# STATED EXERCISE
Below are records; work out how many of their lines hold the string "также" and give that number alone.

********

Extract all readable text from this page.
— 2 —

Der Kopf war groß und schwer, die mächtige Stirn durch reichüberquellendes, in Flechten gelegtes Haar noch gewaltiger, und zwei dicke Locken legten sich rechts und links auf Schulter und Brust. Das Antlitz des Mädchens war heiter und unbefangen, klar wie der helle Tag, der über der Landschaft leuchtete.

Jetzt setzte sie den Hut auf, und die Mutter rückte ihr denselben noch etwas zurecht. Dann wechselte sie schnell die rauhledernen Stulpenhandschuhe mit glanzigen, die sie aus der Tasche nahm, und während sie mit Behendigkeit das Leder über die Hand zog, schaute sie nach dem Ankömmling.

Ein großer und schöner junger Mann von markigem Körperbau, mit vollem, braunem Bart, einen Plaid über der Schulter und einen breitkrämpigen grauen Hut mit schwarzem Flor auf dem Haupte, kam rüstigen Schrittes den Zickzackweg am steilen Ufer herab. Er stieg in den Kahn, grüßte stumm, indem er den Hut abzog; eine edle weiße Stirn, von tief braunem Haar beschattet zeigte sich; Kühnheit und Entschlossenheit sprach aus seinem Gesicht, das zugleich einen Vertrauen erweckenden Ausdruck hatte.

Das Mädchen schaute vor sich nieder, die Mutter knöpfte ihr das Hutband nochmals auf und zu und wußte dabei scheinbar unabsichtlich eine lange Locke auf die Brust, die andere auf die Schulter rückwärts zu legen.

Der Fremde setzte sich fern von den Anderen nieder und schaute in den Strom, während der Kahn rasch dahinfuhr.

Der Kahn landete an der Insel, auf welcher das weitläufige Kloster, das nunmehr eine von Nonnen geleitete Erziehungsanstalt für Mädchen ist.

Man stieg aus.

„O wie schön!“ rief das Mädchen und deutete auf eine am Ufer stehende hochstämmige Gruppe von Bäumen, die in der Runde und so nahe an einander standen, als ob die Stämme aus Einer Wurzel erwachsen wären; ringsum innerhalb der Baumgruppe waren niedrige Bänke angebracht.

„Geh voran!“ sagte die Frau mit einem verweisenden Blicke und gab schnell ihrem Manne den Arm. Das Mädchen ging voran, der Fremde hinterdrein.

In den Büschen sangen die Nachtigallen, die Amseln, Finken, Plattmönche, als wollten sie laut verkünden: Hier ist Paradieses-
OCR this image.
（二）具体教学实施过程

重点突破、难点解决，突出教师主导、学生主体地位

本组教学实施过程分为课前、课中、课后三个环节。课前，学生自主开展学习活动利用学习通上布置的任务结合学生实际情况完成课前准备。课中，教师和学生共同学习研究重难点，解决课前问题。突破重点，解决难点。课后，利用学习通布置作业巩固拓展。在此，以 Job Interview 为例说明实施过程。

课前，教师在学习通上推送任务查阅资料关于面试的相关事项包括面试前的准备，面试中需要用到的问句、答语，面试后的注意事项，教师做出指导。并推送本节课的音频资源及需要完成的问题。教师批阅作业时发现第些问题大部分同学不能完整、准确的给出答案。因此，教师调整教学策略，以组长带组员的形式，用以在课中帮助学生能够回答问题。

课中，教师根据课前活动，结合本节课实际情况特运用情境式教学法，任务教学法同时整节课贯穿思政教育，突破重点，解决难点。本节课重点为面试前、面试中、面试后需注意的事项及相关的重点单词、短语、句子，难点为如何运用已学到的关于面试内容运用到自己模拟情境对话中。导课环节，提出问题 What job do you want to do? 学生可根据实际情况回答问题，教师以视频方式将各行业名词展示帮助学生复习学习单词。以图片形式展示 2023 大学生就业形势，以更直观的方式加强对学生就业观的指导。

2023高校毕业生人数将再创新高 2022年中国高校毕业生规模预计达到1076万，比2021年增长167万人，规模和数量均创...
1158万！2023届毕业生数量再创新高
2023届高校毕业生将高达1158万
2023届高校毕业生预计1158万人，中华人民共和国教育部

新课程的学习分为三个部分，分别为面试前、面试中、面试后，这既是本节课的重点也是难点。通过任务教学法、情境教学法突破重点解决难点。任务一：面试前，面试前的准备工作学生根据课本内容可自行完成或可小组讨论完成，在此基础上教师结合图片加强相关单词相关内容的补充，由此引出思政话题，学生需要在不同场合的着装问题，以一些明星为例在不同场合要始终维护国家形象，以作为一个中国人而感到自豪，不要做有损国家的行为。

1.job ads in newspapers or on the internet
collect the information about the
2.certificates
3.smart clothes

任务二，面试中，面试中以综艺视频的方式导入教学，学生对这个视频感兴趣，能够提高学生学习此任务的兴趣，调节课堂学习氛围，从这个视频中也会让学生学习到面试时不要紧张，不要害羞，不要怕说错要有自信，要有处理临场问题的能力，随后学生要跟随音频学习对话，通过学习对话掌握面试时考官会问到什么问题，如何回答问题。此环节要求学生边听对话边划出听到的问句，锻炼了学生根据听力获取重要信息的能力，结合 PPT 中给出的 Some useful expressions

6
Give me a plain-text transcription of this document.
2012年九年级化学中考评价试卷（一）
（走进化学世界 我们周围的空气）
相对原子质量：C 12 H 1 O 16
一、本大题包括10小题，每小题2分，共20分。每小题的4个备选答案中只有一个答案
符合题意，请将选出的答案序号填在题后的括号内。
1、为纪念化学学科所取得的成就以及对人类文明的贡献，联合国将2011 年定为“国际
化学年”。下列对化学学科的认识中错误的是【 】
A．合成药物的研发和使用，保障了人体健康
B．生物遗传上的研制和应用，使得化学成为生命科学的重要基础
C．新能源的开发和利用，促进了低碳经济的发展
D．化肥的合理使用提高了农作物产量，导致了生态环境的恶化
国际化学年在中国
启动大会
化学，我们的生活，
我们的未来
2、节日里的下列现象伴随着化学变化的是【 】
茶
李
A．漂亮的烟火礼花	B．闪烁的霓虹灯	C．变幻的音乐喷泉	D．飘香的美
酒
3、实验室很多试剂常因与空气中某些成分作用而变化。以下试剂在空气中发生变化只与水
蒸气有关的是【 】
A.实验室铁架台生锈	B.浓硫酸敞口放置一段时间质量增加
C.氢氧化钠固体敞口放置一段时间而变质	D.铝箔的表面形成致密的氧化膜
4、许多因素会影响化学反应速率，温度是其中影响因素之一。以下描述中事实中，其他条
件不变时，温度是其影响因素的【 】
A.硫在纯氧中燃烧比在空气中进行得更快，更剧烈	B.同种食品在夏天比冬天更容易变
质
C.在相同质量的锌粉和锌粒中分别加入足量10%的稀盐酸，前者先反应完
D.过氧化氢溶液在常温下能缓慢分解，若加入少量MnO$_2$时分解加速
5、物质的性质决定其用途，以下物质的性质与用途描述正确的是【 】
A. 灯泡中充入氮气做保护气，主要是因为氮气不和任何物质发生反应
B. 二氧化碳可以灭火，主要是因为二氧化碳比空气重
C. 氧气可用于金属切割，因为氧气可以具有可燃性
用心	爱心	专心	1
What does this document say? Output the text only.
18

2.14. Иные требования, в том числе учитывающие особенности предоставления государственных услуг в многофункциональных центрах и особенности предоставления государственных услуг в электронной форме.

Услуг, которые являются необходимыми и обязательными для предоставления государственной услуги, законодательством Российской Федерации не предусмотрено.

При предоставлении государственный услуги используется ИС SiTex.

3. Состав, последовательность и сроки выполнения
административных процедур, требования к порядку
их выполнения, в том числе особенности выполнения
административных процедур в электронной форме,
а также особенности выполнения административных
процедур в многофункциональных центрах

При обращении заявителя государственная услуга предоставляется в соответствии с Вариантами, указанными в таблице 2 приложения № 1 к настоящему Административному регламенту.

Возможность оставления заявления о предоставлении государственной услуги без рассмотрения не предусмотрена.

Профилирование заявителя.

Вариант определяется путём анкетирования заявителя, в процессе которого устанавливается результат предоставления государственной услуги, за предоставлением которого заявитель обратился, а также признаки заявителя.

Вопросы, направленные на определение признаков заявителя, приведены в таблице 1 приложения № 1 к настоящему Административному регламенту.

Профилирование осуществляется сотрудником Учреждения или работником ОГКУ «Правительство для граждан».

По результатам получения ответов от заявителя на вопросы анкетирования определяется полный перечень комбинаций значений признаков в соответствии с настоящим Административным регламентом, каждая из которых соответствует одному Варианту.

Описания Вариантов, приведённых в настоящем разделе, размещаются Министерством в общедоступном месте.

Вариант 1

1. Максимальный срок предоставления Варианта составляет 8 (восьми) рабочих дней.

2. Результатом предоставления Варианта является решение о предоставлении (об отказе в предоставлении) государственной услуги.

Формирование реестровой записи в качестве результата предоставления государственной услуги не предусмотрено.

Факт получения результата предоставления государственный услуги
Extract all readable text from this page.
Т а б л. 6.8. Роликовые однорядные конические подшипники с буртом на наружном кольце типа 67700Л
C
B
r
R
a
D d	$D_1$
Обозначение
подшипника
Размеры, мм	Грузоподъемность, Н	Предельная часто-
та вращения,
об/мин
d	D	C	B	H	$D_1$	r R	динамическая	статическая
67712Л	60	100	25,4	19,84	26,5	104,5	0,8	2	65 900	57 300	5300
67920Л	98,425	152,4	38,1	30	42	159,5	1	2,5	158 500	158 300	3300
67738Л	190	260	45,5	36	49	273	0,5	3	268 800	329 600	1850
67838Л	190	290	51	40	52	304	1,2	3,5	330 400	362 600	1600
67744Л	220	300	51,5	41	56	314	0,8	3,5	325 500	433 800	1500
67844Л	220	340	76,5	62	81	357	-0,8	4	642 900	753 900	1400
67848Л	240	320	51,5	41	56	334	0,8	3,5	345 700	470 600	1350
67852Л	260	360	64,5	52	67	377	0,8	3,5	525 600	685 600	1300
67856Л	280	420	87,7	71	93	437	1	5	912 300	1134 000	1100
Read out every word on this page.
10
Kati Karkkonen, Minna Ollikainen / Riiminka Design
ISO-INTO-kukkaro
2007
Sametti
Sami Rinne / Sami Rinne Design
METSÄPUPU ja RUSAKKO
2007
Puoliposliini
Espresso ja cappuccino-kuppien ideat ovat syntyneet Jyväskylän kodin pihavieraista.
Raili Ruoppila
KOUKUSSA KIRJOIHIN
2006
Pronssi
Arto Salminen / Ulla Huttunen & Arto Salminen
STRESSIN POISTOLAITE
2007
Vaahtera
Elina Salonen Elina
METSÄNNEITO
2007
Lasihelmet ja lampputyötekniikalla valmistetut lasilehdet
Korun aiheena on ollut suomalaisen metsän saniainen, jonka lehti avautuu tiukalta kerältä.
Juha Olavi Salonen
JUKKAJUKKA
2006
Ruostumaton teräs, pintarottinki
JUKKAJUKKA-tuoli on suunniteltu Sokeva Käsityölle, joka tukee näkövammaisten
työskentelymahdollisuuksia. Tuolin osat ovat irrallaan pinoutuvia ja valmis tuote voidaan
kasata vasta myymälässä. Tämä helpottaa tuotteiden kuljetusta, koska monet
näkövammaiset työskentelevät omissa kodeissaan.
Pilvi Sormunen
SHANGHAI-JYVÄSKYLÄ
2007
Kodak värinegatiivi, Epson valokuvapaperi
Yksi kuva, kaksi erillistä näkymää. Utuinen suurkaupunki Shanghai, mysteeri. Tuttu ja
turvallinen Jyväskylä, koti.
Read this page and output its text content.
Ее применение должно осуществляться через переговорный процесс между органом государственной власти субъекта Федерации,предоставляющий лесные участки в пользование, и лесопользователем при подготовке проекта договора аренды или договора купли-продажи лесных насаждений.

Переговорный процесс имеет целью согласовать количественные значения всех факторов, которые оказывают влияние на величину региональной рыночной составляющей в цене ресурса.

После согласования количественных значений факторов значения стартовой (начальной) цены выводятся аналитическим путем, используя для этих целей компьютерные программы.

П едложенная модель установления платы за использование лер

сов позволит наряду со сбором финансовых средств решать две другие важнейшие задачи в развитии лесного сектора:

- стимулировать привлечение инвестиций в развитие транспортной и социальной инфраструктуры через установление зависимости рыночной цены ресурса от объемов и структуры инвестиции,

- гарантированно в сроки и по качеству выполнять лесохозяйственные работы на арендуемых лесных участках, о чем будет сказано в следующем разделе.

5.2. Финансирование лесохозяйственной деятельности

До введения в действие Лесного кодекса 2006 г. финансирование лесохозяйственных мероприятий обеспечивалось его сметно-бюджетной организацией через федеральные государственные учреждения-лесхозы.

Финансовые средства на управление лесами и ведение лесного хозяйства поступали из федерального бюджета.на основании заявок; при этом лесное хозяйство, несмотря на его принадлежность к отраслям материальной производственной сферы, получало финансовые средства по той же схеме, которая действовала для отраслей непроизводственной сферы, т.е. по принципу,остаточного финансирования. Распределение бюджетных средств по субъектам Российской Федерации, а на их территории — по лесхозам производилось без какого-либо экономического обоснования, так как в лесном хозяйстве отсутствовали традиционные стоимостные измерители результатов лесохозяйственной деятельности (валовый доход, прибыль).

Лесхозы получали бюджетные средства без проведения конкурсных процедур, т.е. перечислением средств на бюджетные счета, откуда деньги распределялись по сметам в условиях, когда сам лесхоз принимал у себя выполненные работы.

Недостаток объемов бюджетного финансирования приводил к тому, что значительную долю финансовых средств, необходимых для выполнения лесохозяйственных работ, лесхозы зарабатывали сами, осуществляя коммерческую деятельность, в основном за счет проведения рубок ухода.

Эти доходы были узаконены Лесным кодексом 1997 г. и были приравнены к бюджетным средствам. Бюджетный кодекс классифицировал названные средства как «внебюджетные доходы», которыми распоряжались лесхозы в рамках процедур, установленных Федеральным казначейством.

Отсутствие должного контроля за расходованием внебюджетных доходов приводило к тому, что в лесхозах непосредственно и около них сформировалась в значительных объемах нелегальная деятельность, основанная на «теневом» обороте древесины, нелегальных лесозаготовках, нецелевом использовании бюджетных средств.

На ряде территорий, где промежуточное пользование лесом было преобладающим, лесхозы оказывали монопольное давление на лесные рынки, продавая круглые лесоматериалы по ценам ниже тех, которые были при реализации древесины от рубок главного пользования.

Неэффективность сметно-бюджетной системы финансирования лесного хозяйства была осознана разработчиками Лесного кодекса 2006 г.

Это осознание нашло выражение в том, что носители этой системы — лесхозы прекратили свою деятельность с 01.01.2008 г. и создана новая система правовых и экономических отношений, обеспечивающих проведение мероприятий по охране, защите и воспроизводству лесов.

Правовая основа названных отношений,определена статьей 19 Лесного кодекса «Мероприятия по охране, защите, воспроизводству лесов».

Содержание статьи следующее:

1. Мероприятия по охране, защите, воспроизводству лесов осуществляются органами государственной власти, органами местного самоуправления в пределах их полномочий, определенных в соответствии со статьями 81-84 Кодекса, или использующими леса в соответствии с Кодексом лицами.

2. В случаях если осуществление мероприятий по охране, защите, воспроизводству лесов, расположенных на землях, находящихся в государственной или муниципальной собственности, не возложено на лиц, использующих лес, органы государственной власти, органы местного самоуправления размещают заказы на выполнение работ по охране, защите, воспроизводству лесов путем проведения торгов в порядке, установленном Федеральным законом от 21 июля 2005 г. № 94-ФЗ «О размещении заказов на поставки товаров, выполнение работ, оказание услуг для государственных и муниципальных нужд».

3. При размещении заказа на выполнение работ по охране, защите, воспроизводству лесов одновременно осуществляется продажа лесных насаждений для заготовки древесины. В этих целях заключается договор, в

********

# RESPONSE BELOW
2